What is expected
Each line of the material below should be reproduced exactly.

— start —

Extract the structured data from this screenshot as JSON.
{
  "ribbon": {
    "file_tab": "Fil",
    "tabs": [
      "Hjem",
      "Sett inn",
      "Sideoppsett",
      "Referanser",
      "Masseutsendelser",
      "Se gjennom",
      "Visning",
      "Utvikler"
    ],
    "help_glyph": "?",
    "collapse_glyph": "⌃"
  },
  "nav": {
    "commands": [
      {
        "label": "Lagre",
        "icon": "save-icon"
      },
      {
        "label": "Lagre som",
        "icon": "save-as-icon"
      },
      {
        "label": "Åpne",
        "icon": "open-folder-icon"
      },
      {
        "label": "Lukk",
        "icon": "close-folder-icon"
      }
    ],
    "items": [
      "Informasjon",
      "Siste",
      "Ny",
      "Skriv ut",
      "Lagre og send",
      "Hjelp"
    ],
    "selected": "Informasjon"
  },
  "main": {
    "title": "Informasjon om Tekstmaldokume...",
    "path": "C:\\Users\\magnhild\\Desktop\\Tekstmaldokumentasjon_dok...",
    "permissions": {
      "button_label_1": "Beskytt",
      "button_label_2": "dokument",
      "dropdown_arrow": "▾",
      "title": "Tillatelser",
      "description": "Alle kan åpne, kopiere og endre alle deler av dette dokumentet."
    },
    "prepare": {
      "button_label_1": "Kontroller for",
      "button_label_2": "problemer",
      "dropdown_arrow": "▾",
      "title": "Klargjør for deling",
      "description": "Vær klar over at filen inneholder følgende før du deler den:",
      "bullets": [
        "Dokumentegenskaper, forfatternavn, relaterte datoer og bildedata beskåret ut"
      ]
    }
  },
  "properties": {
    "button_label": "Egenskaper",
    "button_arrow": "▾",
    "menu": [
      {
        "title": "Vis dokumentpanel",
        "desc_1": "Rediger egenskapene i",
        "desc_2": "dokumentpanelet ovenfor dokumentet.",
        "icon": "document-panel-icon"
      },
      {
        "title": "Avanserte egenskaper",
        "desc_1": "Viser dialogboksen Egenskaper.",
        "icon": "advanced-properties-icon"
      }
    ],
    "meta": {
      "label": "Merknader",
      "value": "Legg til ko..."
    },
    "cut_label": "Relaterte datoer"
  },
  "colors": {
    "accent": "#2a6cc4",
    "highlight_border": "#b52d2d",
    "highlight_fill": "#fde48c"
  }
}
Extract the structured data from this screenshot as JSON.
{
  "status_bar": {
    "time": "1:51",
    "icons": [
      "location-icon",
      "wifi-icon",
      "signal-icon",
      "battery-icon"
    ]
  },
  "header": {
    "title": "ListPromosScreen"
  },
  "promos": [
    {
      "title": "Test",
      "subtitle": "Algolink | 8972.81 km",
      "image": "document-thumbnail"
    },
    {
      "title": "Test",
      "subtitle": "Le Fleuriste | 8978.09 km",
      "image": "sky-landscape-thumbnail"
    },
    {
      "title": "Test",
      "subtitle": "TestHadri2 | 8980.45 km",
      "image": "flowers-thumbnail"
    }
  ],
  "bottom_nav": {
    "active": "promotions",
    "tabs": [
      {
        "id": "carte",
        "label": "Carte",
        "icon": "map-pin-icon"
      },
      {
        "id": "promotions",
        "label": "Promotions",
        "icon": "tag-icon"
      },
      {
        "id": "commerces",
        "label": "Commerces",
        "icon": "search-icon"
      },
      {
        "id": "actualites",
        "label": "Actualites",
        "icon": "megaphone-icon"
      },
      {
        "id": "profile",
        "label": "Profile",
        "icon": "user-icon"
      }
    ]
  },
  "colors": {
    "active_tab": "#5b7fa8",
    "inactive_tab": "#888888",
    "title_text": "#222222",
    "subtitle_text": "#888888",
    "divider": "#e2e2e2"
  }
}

— end —

Exercise solution
Extract the structured data from this screenshot as JSON.
{
  "ribbon": {
    "file_tab": "Fil",
    "tabs": [
      "Hjem",
      "Sett inn",
      "Sideoppsett",
      "Referanser",
      "Masseutsendelser",
      "Se gjennom",
      "Visning",
      "Utvikler"
    ],
    "help_glyph": "?",
    "collapse_glyph": "⌃"
  },
  "nav": {
    "commands": [
      {
        "label": "Lagre",
        "icon": "save-icon"
      },
      {
        "label": "Lagre som",
        "icon": "save-as-icon"
      },
      {
        "label": "Åpne",
        "icon": "open-folder-icon"
      },
      {
        "label": "Lukk",
        "icon": "close-folder-icon"
      }
    ],
    "items": [
      "Informasjon",
      "Siste",
      "Ny",
      "Skriv ut",
      "Lagre og send",
      "Hjelp"
    ],
    "selected": "Informasjon"
  },
  "main": {
    "title": "Informasjon om Tekstmaldokume...",
    "path": "C:\\Users\\magnhild\\Desktop\\Tekstmaldokumentasjon_dok...",
    "permissions": {
      "button_label_1": "Beskytt",
      "button_label_2": "dokument",
      "dropdown_arrow": "▾",
      "title": "Tillatelser",
      "description": "Alle kan åpne, kopiere og endre alle deler av dette dokumentet."
    },
    "prepare": {
      "button_label_1": "Kontroller for",
      "button_label_2": "problemer",
      "dropdown_arrow": "▾",
      "title": "Klargjør for deling",
      "description": "Vær klar over at filen inneholder følgende før du deler den:",
      "bullets": [
        "Dokumentegenskaper, forfatternavn, relaterte datoer og bildedata beskåret ut"
      ]
    }
  },
  "properties": {
    "button_label": "Egenskaper",
    "button_arrow": "▾",
    "menu": [
      {
        "title": "Vis dokumentpanel",
        "desc_1": "Rediger egenskapene i",
        "desc_2": "dokumentpanelet ovenfor dokumentet.",
        "icon": "document-panel-icon"
      },
      {
        "title": "Avanserte egenskaper",
        "desc_1": "Viser dialogboksen Egenskaper.",
        "icon": "advanced-properties-icon"
      }
    ],
    "meta": {
      "label": "Merknader",
      "value": "Legg til ko..."
    },
    "cut_label": "Relaterte datoer"
  },
  "colors": {
    "accent": "#2a6cc4",
    "highlight_border": "#b52d2d",
    "highlight_fill": "#fde48c"
  }
}
Extract the structured data from this screenshot as JSON.
{
  "status_bar": {
    "time": "1:51",
    "icons": [
      "location-icon",
      "wifi-icon",
      "signal-icon",
      "battery-icon"
    ]
  },
  "header": {
    "title": "ListPromosScreen"
  },
  "promos": [
    {
      "title": "Test",
      "subtitle": "Algolink | 8972.81 km",
      "image": "document-thumbnail"
    },
    {
      "title": "Test",
      "subtitle": "Le Fleuriste | 8978.09 km",
      "image": "sky-landscape-thumbnail"
    },
    {
      "title": "Test",
      "subtitle": "TestHadri2 | 8980.45 km",
      "image": "flowers-thumbnail"
    }
  ],
  "bottom_nav": {
    "active": "promotions",
    "tabs": [
      {
        "id": "carte",
        "label": "Carte",
        "icon": "map-pin-icon"
      },
      {
        "id": "promotions",
        "label": "Promotions",
        "icon": "tag-icon"
      },
      {
        "id": "commerces",
        "label": "Commerces",
        "icon": "search-icon"
      },
      {
        "id": "actualites",
        "label": "Actualites",
        "icon": "megaphone-icon"
      },
      {
        "id": "profile",
        "label": "Profile",
        "icon": "user-icon"
      }
    ]
  },
  "colors": {
    "active_tab": "#5b7fa8",
    "inactive_tab": "#888888",
    "title_text": "#222222",
    "subtitle_text": "#888888",
    "divider": "#e2e2e2"
  }
}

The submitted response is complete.